Task description:
Convert the records from the first line through the line containing "72, 820, 104]" into a JSON list of strings, one string per line, with blank lines omitted.

Exercise material:

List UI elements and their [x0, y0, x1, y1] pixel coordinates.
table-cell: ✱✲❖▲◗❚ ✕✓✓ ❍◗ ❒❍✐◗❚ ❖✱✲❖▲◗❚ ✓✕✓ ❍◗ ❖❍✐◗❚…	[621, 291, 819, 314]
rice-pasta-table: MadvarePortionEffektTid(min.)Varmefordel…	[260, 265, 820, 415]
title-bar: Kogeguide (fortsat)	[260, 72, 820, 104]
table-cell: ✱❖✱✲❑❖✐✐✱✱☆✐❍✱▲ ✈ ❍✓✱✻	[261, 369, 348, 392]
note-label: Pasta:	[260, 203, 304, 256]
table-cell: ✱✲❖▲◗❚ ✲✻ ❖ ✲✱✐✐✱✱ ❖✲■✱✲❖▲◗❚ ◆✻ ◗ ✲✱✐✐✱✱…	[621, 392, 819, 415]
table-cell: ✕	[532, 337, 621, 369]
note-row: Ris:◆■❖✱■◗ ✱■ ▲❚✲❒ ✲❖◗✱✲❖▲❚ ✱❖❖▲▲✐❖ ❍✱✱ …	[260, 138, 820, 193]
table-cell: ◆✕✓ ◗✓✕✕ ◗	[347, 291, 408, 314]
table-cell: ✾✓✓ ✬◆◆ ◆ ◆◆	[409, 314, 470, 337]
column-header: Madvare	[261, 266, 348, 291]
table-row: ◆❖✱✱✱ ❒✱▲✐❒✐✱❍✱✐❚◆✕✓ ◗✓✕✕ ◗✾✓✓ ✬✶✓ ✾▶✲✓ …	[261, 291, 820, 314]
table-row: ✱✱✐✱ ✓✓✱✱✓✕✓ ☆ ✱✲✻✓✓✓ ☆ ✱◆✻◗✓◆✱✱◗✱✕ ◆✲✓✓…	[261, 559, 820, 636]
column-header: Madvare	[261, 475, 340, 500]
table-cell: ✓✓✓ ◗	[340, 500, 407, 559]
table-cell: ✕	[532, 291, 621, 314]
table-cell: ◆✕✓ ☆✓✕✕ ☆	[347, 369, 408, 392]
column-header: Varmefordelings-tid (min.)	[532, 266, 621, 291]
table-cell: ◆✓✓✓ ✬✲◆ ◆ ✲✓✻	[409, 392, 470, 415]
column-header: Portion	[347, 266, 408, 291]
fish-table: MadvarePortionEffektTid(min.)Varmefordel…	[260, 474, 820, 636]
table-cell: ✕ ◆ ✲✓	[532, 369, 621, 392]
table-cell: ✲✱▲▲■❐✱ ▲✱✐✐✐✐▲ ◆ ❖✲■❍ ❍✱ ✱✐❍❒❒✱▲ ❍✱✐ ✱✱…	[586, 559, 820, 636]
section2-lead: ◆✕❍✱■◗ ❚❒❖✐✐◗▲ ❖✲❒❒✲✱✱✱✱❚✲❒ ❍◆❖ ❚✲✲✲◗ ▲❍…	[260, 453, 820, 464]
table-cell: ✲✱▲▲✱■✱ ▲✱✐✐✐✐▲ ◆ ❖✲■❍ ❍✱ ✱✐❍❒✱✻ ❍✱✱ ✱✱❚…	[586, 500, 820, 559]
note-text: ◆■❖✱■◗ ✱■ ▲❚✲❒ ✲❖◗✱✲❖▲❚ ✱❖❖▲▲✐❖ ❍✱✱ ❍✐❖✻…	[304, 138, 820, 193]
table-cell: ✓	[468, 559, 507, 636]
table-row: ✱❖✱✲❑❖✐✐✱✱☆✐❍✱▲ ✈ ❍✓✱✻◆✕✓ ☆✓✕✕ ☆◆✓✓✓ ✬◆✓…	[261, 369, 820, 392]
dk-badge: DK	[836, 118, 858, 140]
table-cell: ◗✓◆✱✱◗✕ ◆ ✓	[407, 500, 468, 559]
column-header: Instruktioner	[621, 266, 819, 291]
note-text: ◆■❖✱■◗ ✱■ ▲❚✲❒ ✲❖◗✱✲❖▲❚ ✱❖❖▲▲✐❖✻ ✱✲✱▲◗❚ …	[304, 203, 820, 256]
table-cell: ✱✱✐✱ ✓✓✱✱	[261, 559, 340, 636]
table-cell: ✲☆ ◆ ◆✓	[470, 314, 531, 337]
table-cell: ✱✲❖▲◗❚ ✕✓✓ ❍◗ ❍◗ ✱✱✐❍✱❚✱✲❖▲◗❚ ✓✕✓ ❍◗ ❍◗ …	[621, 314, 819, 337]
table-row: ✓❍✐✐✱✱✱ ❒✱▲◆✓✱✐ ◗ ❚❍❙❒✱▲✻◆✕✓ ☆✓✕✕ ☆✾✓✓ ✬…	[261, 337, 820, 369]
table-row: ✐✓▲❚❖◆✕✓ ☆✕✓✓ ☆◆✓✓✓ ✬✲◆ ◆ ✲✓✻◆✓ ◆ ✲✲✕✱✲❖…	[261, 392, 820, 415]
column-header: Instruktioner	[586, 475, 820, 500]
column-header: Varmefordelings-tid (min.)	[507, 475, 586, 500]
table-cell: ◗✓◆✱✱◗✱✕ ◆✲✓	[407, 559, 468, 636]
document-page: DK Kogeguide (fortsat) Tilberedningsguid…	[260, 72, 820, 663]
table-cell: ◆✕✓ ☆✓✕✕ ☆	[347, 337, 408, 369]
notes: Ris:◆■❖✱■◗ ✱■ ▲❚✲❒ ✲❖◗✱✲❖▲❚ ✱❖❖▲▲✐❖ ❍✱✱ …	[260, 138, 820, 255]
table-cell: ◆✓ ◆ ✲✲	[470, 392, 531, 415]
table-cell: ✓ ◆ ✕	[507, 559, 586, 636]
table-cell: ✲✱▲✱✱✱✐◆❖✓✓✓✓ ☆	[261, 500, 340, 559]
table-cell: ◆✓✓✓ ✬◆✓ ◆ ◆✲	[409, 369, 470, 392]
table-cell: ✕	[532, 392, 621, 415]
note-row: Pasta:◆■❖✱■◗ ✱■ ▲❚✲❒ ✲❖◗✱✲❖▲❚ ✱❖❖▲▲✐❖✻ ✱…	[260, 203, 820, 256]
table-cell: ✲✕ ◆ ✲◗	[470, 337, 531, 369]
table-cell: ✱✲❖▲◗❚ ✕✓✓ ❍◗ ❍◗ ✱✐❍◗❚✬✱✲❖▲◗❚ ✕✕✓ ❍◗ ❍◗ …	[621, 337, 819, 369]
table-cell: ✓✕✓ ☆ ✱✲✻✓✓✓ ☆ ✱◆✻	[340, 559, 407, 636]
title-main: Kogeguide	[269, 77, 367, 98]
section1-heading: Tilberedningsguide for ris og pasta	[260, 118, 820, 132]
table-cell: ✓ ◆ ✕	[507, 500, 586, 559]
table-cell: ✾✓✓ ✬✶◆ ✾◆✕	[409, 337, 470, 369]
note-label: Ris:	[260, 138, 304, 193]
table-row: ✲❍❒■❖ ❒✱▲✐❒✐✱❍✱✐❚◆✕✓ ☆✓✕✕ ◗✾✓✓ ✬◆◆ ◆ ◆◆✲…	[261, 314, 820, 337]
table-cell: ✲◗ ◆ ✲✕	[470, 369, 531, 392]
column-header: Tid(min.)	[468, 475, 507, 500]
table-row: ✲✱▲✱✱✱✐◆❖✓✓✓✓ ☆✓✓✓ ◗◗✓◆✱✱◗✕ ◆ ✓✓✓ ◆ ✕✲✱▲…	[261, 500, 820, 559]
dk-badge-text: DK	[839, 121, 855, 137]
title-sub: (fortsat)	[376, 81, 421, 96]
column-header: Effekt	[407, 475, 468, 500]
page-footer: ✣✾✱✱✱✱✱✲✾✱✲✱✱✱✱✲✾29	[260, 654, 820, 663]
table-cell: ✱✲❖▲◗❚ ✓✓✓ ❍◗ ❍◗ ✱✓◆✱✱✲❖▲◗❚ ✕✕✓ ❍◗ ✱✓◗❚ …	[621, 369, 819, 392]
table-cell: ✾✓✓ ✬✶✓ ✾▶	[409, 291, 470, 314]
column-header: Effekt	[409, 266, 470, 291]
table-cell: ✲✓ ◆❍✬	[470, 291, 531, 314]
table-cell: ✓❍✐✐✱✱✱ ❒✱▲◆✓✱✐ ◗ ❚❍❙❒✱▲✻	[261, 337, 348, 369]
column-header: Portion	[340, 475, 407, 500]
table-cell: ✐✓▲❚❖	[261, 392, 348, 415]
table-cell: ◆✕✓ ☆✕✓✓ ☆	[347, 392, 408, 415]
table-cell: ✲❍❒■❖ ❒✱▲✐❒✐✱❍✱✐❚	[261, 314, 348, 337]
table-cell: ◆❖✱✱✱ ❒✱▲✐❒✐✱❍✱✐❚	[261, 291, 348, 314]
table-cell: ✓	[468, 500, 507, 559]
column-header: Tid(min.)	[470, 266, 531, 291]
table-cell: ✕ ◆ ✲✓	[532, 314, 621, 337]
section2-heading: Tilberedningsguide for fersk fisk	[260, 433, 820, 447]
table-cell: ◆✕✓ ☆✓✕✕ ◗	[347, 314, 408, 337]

Result of the exercise:
[
  "List UI elements and their [x0, y0, x1, y1] pixel coordinates.",
  "table-cell: ✱✲❖▲◗❚ ✕✓✓ ❍◗ ❒❍✐◗❚ ❖✱✲❖▲◗❚ ✓✕✓ ❍◗ ❖❍✐◗❚…\t[621, 291, 819, 314]",
  "rice-pasta-table: MadvarePortionEffektTid(min.)Varmefordel…\t[260, 265, 820, 415]",
  "title-bar: Kogeguide (fortsat)\t[260, 72, 820, 104]"
]